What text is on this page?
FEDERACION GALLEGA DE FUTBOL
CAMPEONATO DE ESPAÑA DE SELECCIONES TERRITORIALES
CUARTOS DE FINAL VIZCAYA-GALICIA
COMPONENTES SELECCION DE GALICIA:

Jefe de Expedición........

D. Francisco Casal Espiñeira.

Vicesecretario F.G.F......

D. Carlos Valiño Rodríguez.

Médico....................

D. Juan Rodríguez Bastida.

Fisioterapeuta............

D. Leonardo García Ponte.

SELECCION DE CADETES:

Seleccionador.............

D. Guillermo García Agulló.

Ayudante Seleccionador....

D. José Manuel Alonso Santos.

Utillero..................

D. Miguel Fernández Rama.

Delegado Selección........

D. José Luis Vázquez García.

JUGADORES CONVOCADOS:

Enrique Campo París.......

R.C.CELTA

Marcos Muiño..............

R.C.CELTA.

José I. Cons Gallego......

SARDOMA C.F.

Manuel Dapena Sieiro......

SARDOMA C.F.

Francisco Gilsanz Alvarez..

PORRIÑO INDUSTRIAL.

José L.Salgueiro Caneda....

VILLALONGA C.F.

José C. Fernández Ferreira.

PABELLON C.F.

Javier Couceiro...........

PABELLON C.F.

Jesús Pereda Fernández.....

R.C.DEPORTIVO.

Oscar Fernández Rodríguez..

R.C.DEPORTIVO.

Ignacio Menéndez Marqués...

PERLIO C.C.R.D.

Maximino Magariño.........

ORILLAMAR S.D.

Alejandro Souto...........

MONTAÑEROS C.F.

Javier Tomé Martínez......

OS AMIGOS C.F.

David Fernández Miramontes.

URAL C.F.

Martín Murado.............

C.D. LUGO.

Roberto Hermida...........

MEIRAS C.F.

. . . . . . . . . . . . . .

______________________________

_Required work:_ Count the lines of these entries that hold the string "GALICIA", and give only that number.

_Task output:_ 2